→ AIM: Your task is to print every entry below exactly as given.

→ RECORDS FOR THE TASK:

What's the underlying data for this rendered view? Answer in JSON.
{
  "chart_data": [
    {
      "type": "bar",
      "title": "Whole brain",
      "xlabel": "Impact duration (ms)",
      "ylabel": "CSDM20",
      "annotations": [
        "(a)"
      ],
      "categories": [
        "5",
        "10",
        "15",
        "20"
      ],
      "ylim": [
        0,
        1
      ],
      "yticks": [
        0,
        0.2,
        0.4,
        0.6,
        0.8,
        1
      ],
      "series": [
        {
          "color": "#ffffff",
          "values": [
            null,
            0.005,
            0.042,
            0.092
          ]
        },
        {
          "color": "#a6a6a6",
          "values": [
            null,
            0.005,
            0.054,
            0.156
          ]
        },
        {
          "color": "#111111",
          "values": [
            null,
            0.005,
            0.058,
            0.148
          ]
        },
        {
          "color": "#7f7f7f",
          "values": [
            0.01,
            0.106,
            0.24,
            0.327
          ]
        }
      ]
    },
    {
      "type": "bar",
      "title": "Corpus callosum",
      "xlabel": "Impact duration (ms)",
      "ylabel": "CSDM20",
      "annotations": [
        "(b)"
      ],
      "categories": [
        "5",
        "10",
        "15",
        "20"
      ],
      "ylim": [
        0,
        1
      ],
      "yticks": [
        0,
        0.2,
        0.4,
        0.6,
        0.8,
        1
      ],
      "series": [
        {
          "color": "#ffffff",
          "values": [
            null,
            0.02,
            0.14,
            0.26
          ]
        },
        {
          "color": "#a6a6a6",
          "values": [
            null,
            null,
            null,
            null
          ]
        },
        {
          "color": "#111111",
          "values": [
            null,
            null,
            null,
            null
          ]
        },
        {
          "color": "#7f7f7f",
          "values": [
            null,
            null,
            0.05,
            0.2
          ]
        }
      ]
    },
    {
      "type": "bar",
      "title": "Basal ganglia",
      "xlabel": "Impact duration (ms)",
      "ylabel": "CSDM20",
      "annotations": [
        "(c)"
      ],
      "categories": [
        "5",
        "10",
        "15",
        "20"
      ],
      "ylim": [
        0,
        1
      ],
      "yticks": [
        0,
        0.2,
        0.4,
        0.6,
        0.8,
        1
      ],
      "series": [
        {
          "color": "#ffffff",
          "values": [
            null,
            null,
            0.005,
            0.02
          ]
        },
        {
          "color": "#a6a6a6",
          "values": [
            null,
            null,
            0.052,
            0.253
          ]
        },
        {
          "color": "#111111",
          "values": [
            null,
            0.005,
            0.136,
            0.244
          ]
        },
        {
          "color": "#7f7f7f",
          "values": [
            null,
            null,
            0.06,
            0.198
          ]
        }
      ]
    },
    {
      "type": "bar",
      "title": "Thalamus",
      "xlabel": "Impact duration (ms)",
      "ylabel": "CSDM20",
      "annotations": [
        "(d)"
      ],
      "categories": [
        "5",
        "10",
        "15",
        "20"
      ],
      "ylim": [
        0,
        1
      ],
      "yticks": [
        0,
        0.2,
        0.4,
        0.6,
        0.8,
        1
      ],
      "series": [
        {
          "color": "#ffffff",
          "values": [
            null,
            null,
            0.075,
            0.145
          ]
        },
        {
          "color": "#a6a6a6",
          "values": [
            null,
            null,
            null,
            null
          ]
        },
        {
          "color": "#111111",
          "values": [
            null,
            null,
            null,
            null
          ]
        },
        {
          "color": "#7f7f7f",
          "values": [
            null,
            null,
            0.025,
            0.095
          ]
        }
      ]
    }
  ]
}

→ FULL SOLUTION:
What's the underlying data for this rendered view? Answer in JSON.
{
  "chart_data": [
    {
      "type": "bar",
      "title": "Whole brain",
      "xlabel": "Impact duration (ms)",
      "ylabel": "CSDM20",
      "annotations": [
        "(a)"
      ],
      "categories": [
        "5",
        "10",
        "15",
        "20"
      ],
      "ylim": [
        0,
        1
      ],
      "yticks": [
        0,
        0.2,
        0.4,
        0.6,
        0.8,
        1
      ],
      "series": [
        {
          "color": "#ffffff",
          "values": [
            null,
            0.005,
            0.042,
            0.092
          ]
        },
        {
          "color": "#a6a6a6",
          "values": [
            null,
            0.005,
            0.054,
            0.156
          ]
        },
        {
          "color": "#111111",
          "values": [
            null,
            0.005,
            0.058,
            0.148
          ]
        },
        {
          "color": "#7f7f7f",
          "values": [
            0.01,
            0.106,
            0.24,
            0.327
          ]
        }
      ]
    },
    {
      "type": "bar",
      "title": "Corpus callosum",
      "xlabel": "Impact duration (ms)",
      "ylabel": "CSDM20",
      "annotations": [
        "(b)"
      ],
      "categories": [
        "5",
        "10",
        "15",
        "20"
      ],
      "ylim": [
        0,
        1
      ],
      "yticks": [
        0,
        0.2,
        0.4,
        0.6,
        0.8,
        1
      ],
      "series": [
        {
          "color": "#ffffff",
          "values": [
            null,
            0.02,
            0.14,
            0.26
          ]
        },
        {
          "color": "#a6a6a6",
          "values": [
            null,
            null,
            null,
            null
          ]
        },
        {
          "color": "#111111",
          "values": [
            null,
            null,
            null,
            null
          ]
        },
        {
          "color": "#7f7f7f",
          "values": [
            null,
            null,
            0.05,
            0.2
          ]
        }
      ]
    },
    {
      "type": "bar",
      "title": "Basal ganglia",
      "xlabel": "Impact duration (ms)",
      "ylabel": "CSDM20",
      "annotations": [
        "(c)"
      ],
      "categories": [
        "5",
        "10",
        "15",
        "20"
      ],
      "ylim": [
        0,
        1
      ],
      "yticks": [
        0,
        0.2,
        0.4,
        0.6,
        0.8,
        1
      ],
      "series": [
        {
          "color": "#ffffff",
          "values": [
            null,
            null,
            0.005,
            0.02
          ]
        },
        {
          "color": "#a6a6a6",
          "values": [
            null,
            null,
            0.052,
            0.253
          ]
        },
        {
          "color": "#111111",
          "values": [
            null,
            0.005,
            0.136,
            0.244
          ]
        },
        {
          "color": "#7f7f7f",
          "values": [
            null,
            null,
            0.06,
            0.198
          ]
        }
      ]
    },
    {
      "type": "bar",
      "title": "Thalamus",
      "xlabel": "Impact duration (ms)",
      "ylabel": "CSDM20",
      "annotations": [
        "(d)"
      ],
      "categories": [
        "5",
        "10",
        "15",
        "20"
      ],
      "ylim": [
        0,
        1
      ],
      "yticks": [
        0,
        0.2,
        0.4,
        0.6,
        0.8,
        1
      ],
      "series": [
        {
          "color": "#ffffff",
          "values": [
            null,
            null,
            0.075,
            0.145
          ]
        },
        {
          "color": "#a6a6a6",
          "values": [
            null,
            null,
            null,
            null
          ]
        },
        {
          "color": "#111111",
          "values": [
            null,
            null,
            null,
            null
          ]
        },
        {
          "color": "#7f7f7f",
          "values": [
            null,
            null,
            0.025,
            0.095
          ]
        }
      ]
    }
  ]
}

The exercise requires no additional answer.